DIRECTIONS FOR THIS TASK:
Give the number of lines in the listing below that include the word "Disaster", with nothing more.

Saved data entries:
·····

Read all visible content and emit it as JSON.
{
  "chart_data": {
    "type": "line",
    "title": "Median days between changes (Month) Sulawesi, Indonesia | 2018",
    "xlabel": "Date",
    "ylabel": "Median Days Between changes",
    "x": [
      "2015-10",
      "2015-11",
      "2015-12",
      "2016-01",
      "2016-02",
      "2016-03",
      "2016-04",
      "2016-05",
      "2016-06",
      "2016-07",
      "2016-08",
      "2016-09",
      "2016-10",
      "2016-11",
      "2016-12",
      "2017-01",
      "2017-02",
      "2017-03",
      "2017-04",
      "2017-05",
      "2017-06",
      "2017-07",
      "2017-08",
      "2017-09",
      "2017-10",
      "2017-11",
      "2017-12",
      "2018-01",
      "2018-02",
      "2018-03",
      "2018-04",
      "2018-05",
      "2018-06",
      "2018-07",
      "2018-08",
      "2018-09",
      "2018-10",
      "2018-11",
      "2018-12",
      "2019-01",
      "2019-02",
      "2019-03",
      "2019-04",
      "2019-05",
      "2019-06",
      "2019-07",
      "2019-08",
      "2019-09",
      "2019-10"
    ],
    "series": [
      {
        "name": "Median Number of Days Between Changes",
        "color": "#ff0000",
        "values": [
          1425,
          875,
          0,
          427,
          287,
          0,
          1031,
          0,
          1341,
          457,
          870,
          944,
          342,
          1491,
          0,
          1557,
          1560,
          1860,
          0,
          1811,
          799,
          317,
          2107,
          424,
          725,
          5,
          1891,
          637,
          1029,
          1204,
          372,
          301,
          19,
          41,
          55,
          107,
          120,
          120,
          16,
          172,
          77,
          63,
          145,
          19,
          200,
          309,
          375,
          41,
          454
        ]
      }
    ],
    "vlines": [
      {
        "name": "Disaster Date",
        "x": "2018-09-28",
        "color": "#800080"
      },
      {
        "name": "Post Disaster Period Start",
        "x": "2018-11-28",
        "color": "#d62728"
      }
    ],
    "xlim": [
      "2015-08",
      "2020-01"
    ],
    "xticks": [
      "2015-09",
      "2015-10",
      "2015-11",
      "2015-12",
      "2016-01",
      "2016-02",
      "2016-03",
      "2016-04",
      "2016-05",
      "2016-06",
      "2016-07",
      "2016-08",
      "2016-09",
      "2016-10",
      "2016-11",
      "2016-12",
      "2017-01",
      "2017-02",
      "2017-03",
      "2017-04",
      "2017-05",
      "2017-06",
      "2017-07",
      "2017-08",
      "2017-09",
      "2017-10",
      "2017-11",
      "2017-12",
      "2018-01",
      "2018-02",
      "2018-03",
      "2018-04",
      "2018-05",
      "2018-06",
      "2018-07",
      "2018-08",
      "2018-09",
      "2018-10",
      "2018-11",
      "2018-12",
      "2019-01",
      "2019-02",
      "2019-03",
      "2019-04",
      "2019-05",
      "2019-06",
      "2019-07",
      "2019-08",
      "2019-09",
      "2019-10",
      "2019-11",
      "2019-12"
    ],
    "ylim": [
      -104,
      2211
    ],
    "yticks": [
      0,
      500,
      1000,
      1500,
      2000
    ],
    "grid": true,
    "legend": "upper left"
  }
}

·····

THE OUTPUT:
2